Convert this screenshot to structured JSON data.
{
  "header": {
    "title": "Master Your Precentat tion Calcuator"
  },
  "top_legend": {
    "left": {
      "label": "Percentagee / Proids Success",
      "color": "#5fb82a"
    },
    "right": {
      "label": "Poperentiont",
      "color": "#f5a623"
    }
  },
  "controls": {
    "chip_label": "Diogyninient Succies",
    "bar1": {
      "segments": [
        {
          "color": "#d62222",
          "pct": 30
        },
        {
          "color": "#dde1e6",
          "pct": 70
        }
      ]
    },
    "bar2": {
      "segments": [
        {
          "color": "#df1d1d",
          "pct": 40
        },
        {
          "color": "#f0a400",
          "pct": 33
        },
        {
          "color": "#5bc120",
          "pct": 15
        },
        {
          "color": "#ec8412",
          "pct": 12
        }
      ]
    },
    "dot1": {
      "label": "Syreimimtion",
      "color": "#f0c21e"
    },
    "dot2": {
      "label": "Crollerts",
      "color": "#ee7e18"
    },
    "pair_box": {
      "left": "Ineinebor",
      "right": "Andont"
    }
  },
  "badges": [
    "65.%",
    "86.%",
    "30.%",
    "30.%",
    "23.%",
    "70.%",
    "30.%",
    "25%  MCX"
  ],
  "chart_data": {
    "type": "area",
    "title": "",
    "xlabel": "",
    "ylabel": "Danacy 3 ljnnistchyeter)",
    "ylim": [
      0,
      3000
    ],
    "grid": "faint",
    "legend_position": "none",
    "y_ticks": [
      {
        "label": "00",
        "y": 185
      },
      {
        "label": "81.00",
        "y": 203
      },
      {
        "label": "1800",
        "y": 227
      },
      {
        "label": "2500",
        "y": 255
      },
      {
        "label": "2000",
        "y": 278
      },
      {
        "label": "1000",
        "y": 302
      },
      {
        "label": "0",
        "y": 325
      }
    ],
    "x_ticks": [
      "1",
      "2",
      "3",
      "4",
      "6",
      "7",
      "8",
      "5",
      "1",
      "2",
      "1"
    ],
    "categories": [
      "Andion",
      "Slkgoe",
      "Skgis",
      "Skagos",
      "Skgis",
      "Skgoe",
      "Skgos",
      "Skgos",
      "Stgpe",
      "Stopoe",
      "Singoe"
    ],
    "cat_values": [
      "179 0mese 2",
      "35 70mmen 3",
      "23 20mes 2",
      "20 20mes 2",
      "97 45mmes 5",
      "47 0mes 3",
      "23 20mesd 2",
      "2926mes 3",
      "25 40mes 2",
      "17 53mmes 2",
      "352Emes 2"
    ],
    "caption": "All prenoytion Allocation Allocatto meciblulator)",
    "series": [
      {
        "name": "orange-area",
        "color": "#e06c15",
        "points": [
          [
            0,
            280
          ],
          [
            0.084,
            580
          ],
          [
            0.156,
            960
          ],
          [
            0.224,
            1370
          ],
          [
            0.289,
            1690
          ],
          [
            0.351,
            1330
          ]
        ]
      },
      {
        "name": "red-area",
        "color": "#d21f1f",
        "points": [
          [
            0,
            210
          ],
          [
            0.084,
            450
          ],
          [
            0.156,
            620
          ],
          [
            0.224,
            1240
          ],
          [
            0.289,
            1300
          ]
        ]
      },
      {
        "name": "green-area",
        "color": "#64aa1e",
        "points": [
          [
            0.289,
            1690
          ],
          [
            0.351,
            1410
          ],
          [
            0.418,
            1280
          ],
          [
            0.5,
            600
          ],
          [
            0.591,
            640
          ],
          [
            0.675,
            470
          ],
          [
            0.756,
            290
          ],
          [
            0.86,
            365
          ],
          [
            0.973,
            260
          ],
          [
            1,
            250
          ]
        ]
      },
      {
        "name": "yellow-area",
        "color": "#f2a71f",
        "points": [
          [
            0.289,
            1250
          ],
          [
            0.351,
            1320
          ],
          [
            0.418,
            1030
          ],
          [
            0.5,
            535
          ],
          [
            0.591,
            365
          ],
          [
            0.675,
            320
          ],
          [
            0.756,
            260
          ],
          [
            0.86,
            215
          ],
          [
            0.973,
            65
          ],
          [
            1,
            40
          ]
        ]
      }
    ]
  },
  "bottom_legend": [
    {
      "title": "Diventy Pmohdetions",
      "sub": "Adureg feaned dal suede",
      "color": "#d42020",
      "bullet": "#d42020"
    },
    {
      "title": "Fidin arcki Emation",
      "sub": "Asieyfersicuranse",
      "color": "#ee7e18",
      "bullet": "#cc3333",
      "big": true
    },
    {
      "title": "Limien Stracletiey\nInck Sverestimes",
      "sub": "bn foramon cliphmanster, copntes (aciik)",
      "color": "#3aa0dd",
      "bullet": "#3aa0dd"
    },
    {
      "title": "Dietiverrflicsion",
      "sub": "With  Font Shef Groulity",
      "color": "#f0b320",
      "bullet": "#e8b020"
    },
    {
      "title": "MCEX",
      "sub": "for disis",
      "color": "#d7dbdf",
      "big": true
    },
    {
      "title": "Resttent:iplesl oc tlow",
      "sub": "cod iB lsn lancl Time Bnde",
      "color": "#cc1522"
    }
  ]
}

====

**TASK REQUIREMENTS**
Repeat every entry word for word.

**ANSWER TO THE TASK**
Convert this screenshot to structured JSON data.
{
  "header": {
    "title": "Master Your Precentat tion Calcuator"
  },
  "top_legend": {
    "left": {
      "label": "Percentagee / Proids Success",
      "color": "#5fb82a"
    },
    "right": {
      "label": "Poperentiont",
      "color": "#f5a623"
    }
  },
  "controls": {
    "chip_label": "Diogyninient Succies",
    "bar1": {
      "segments": [
        {
          "color": "#d62222",
          "pct": 30
        },
        {
          "color": "#dde1e6",
          "pct": 70
        }
      ]
    },
    "bar2": {
      "segments": [
        {
          "color": "#df1d1d",
          "pct": 40
        },
        {
          "color": "#f0a400",
          "pct": 33
        },
        {
          "color": "#5bc120",
          "pct": 15
        },
        {
          "color": "#ec8412",
          "pct": 12
        }
      ]
    },
    "dot1": {
      "label": "Syreimimtion",
      "color": "#f0c21e"
    },
    "dot2": {
      "label": "Crollerts",
      "color": "#ee7e18"
    },
    "pair_box": {
      "left": "Ineinebor",
      "right": "Andont"
    }
  },
  "badges": [
    "65.%",
    "86.%",
    "30.%",
    "30.%",
    "23.%",
    "70.%",
    "30.%",
    "25%  MCX"
  ],
  "chart_data": {
    "type": "area",
    "title": "",
    "xlabel": "",
    "ylabel": "Danacy 3 ljnnistchyeter)",
    "ylim": [
      0,
      3000
    ],
    "grid": "faint",
    "legend_position": "none",
    "y_ticks": [
      {
        "label": "00",
        "y": 185
      },
      {
        "label": "81.00",
        "y": 203
      },
      {
        "label": "1800",
        "y": 227
      },
      {
        "label": "2500",
        "y": 255
      },
      {
        "label": "2000",
        "y": 278
      },
      {
        "label": "1000",
        "y": 302
      },
      {
        "label": "0",
        "y": 325
      }
    ],
    "x_ticks": [
      "1",
      "2",
      "3",
      "4",
      "6",
      "7",
      "8",
      "5",
      "1",
      "2",
      "1"
    ],
    "categories": [
      "Andion",
      "Slkgoe",
      "Skgis",
      "Skagos",
      "Skgis",
      "Skgoe",
      "Skgos",
      "Skgos",
      "Stgpe",
      "Stopoe",
      "Singoe"
    ],
    "cat_values": [
      "179 0mese 2",
      "35 70mmen 3",
      "23 20mes 2",
      "20 20mes 2",
      "97 45mmes 5",
      "47 0mes 3",
      "23 20mesd 2",
      "2926mes 3",
      "25 40mes 2",
      "17 53mmes 2",
      "352Emes 2"
    ],
    "caption": "All prenoytion Allocation Allocatto meciblulator)",
    "series": [
      {
        "name": "orange-area",
        "color": "#e06c15",
        "points": [
          [
            0,
            280
          ],
          [
            0.084,
            580
          ],
          [
            0.156,
            960
          ],
          [
            0.224,
            1370
          ],
          [
            0.289,
            1690
          ],
          [
            0.351,
            1330
          ]
        ]
      },
      {
        "name": "red-area",
        "color": "#d21f1f",
        "points": [
          [
            0,
            210
          ],
          [
            0.084,
            450
          ],
          [
            0.156,
            620
          ],
          [
            0.224,
            1240
          ],
          [
            0.289,
            1300
          ]
        ]
      },
      {
        "name": "green-area",
        "color": "#64aa1e",
        "points": [
          [
            0.289,
            1690
          ],
          [
            0.351,
            1410
          ],
          [
            0.418,
            1280
          ],
          [
            0.5,
            600
          ],
          [
            0.591,
            640
          ],
          [
            0.675,
            470
          ],
          [
            0.756,
            290
          ],
          [
            0.86,
            365
          ],
          [
            0.973,
            260
          ],
          [
            1,
            250
          ]
        ]
      },
      {
        "name": "yellow-area",
        "color": "#f2a71f",
        "points": [
          [
            0.289,
            1250
          ],
          [
            0.351,
            1320
          ],
          [
            0.418,
            1030
          ],
          [
            0.5,
            535
          ],
          [
            0.591,
            365
          ],
          [
            0.675,
            320
          ],
          [
            0.756,
            260
          ],
          [
            0.86,
            215
          ],
          [
            0.973,
            65
          ],
          [
            1,
            40
          ]
        ]
      }
    ]
  },
  "bottom_legend": [
    {
      "title": "Diventy Pmohdetions",
      "sub": "Adureg feaned dal suede",
      "color": "#d42020",
      "bullet": "#d42020"
    },
    {
      "title": "Fidin arcki Emation",
      "sub": "Asieyfersicuranse",
      "color": "#ee7e18",
      "bullet": "#cc3333",
      "big": true
    },
    {
      "title": "Limien Stracletiey\nInck Sverestimes",
      "sub": "bn foramon cliphmanster, copntes (aciik)",
      "color": "#3aa0dd",
      "bullet": "#3aa0dd"
    },
    {
      "title": "Dietiverrflicsion",
      "sub": "With  Font Shef Groulity",
      "color": "#f0b320",
      "bullet": "#e8b020"
    },
    {
      "title": "MCEX",
      "sub": "for disis",
      "color": "#d7dbdf",
      "big": true
    },
    {
      "title": "Resttent:iplesl oc tlow",
      "sub": "cod iB lsn lancl Time Bnde",
      "color": "#cc1522"
    }
  ]
}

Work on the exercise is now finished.